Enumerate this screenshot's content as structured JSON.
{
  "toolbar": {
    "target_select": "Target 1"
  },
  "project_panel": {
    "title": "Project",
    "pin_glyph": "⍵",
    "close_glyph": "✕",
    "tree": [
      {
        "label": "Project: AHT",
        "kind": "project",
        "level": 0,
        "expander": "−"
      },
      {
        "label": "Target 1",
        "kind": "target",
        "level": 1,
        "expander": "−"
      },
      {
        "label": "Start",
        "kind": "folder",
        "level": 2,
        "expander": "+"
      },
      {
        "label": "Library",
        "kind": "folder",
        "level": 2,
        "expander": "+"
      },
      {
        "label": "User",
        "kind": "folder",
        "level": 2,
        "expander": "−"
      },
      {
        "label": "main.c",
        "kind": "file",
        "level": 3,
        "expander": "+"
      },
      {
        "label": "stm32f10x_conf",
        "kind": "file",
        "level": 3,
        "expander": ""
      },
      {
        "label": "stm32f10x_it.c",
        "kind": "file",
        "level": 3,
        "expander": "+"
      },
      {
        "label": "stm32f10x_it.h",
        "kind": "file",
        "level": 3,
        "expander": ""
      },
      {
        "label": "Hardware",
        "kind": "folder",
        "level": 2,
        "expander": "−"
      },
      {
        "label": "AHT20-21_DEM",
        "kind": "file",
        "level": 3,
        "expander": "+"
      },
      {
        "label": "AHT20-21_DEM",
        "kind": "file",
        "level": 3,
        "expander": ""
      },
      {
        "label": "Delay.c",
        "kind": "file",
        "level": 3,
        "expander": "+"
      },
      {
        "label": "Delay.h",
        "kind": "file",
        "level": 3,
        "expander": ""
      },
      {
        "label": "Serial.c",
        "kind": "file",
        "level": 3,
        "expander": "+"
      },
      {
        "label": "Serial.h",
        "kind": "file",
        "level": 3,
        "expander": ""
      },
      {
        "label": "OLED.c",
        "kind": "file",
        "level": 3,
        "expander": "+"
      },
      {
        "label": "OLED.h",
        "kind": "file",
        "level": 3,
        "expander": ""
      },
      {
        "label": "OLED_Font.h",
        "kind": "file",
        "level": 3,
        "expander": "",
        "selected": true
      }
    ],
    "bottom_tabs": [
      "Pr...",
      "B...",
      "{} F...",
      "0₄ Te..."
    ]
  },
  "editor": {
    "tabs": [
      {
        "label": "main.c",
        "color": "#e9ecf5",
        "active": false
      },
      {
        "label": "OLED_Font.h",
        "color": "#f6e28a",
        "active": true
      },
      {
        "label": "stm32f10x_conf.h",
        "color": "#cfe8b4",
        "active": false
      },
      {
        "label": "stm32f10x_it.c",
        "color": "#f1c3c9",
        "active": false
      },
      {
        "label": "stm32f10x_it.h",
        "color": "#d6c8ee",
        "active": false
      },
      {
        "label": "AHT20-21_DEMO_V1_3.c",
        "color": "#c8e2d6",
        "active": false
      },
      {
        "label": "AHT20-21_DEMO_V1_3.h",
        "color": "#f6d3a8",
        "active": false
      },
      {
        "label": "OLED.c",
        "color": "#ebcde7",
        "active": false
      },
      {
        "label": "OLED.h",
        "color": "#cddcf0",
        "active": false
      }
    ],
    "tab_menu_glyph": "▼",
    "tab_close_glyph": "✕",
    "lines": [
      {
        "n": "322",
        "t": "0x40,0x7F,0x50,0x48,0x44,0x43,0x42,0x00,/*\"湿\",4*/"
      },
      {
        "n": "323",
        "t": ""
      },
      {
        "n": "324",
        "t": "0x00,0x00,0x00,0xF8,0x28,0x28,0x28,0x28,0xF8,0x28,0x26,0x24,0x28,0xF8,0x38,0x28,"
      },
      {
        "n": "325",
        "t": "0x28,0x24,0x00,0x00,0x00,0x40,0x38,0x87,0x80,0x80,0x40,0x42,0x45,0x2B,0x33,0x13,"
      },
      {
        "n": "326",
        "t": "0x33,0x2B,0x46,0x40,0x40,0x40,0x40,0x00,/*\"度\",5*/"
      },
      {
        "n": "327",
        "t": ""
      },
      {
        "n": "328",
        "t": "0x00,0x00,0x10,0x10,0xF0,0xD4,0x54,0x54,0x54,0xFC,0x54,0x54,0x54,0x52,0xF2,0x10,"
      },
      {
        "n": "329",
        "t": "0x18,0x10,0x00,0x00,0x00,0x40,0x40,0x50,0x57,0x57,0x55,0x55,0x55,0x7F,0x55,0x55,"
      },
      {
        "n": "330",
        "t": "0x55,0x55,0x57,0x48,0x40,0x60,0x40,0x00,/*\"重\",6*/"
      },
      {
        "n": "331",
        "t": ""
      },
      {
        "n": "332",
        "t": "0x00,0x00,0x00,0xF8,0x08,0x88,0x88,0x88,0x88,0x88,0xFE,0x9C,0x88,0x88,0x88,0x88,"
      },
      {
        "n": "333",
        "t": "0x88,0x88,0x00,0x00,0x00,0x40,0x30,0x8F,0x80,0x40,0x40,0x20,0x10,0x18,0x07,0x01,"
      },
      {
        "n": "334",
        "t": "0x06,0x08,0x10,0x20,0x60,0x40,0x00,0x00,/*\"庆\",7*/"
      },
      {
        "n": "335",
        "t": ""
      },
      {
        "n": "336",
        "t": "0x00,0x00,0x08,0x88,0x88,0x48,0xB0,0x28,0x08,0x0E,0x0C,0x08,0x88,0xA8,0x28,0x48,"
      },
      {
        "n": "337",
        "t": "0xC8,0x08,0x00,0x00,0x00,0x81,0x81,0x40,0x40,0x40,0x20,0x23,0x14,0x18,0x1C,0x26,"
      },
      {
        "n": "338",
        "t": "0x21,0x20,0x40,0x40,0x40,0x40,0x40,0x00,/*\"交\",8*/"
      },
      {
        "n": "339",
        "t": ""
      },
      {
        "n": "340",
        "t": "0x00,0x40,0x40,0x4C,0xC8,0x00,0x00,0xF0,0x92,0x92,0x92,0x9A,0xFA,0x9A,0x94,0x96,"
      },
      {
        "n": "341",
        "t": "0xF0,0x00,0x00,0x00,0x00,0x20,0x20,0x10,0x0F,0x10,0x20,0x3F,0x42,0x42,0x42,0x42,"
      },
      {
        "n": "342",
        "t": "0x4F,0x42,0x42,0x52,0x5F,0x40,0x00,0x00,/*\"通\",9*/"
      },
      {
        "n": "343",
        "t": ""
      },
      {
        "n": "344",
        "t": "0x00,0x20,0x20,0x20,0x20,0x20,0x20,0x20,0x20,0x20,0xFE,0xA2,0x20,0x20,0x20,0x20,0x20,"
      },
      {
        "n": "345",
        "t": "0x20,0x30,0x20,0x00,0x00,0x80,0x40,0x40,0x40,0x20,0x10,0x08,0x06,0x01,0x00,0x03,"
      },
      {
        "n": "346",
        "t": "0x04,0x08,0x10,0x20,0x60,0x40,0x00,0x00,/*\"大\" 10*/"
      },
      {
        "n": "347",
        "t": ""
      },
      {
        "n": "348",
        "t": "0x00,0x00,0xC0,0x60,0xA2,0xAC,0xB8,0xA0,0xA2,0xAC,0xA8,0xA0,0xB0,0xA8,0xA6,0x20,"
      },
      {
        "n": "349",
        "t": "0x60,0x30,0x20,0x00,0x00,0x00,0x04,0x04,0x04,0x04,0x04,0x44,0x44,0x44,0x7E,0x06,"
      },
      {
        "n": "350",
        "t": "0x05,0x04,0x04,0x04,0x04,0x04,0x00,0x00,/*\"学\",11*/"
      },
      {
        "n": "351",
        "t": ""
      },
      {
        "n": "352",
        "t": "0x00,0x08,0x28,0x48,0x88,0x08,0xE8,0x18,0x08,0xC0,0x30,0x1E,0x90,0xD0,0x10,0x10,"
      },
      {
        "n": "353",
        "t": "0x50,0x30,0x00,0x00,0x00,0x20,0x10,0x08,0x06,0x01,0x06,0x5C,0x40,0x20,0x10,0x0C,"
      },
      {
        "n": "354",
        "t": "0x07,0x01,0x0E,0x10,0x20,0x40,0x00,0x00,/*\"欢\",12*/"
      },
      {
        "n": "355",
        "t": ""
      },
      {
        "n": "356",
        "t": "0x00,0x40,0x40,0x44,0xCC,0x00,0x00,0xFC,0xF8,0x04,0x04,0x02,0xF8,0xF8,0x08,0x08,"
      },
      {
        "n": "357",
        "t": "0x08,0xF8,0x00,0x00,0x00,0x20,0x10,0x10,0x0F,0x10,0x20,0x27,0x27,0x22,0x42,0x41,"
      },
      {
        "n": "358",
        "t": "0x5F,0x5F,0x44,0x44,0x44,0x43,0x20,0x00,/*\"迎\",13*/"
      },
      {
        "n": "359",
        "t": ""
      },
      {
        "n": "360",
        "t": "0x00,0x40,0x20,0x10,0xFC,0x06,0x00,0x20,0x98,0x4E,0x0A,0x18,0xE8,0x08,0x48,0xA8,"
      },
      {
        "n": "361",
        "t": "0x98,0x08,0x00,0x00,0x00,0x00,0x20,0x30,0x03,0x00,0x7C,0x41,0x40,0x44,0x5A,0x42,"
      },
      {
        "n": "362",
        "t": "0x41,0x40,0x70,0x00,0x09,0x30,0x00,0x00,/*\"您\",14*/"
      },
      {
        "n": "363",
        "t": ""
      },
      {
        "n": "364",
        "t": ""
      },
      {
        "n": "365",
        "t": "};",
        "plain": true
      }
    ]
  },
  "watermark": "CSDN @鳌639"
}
++++++++
# INSTRUCTIONS TO FOLLOW
Determine how many lines include the word "true" and report that number by itself.

# THE SOLUTION
3